## WRITTEN TASK:
Copy out the entries in full and with complete accuracy; pictures are excluded.

____________

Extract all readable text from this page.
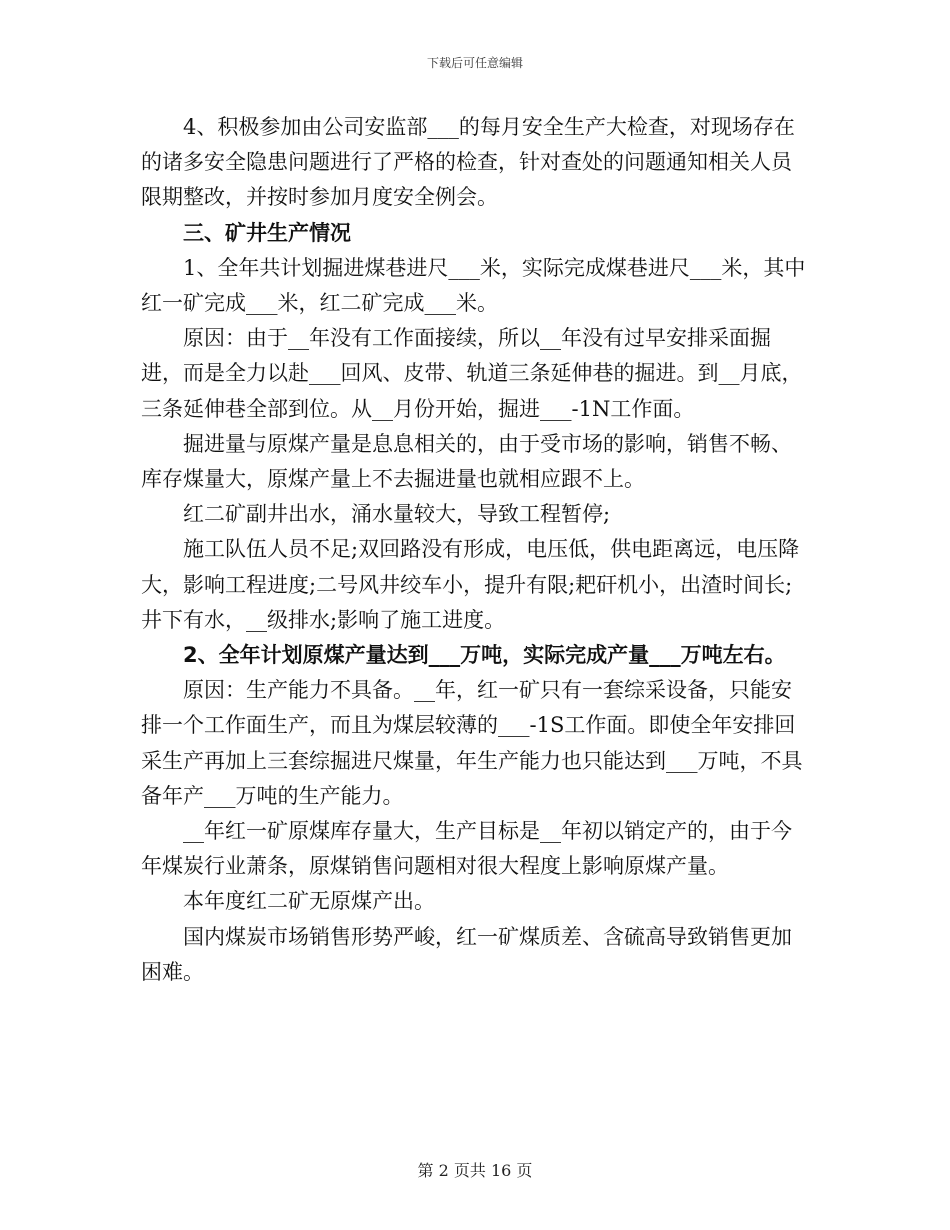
下载后可任意编辑

4、积极参加由公司安监部___的每月安全生产大检查，对现场存在的诸多安全隐患问题进行了严格的检查，针对查处的问题通知相关人员限期整改，并按时参加月度安全例会。

三、矿井生产情况

1、全年共计划掘进煤巷进尺___米，实际完成煤巷进尺___米，其中红一矿完成___米，红二矿完成___米。

原因：由于__年没有工作面接续，所以__年没有过早安排采面掘进，而是全力以赴___回风、皮带、轨道三条延伸巷的掘进。到__月底，三条延伸巷全部到位。从__月份开始，掘进___-1N工作面。

掘进量与原煤产量是息息相关的，由于受市场的影响，销售不畅、库存煤量大，原煤产量上不去掘进量也就相应跟不上。

红二矿副井出水，涌水量较大，导致工程暂停;

施工队伍人员不足;双回路没有形成，电压低，供电距离远，电压降大，影响工程进度;二号风井绞车小，提升有限;耙矸机小，出渣时间长;井下有水，__级排水;影响了施工进度。

2、全年计划原煤产量达到___万吨，实际完成产量___万吨左右。

原因：生产能力不具备。__年，红一矿只有一套综采设备，只能安排一个工作面生产，而且为煤层较薄的___-1S工作面。即使全年安排回采生产再加上三套综掘进尺煤量，年生产能力也只能达到___万吨，不具备年产___万吨的生产能力。

__年红一矿原煤库存量大，生产目标是__年初以销定产的，由于今年煤炭行业萧条，原煤销售问题相对很大程度上影响原煤产量。

本年度红二矿无原煤产出。

国内煤炭市场销售形势严峻，红一矿煤质差、含硫高导致销售更加困难。

第 2 页共 16 页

____________

## TASK SOLUTION:
Extract all readable text from this page.
下载后可任意编辑

4、积极参加由公司安监部___的每月安全生产大检查，对现场存在的诸多安全隐患问题进行了严格的检查，针对查处的问题通知相关人员限期整改，并按时参加月度安全例会。

三、矿井生产情况

1、全年共计划掘进煤巷进尺___米，实际完成煤巷进尺___米，其中红一矿完成___米，红二矿完成___米。

原因：由于__年没有工作面接续，所以__年没有过早安排采面掘进，而是全力以赴___回风、皮带、轨道三条延伸巷的掘进。到__月底，三条延伸巷全部到位。从__月份开始，掘进___-1N工作面。

掘进量与原煤产量是息息相关的，由于受市场的影响，销售不畅、库存煤量大，原煤产量上不去掘进量也就相应跟不上。

红二矿副井出水，涌水量较大，导致工程暂停;

施工队伍人员不足;双回路没有形成，电压低，供电距离远，电压降大，影响工程进度;二号风井绞车小，提升有限;耙矸机小，出渣时间长;井下有水，__级排水;影响了施工进度。

2、全年计划原煤产量达到___万吨，实际完成产量___万吨左右。

原因：生产能力不具备。__年，红一矿只有一套综采设备，只能安排一个工作面生产，而且为煤层较薄的___-1S工作面。即使全年安排回采生产再加上三套综掘进尺煤量，年生产能力也只能达到___万吨，不具备年产___万吨的生产能力。

__年红一矿原煤库存量大，生产目标是__年初以销定产的，由于今年煤炭行业萧条，原煤销售问题相对很大程度上影响原煤产量。

本年度红二矿无原煤产出。

国内煤炭市场销售形势严峻，红一矿煤质差、含硫高导致销售更加困难。

第 2 页共 16 页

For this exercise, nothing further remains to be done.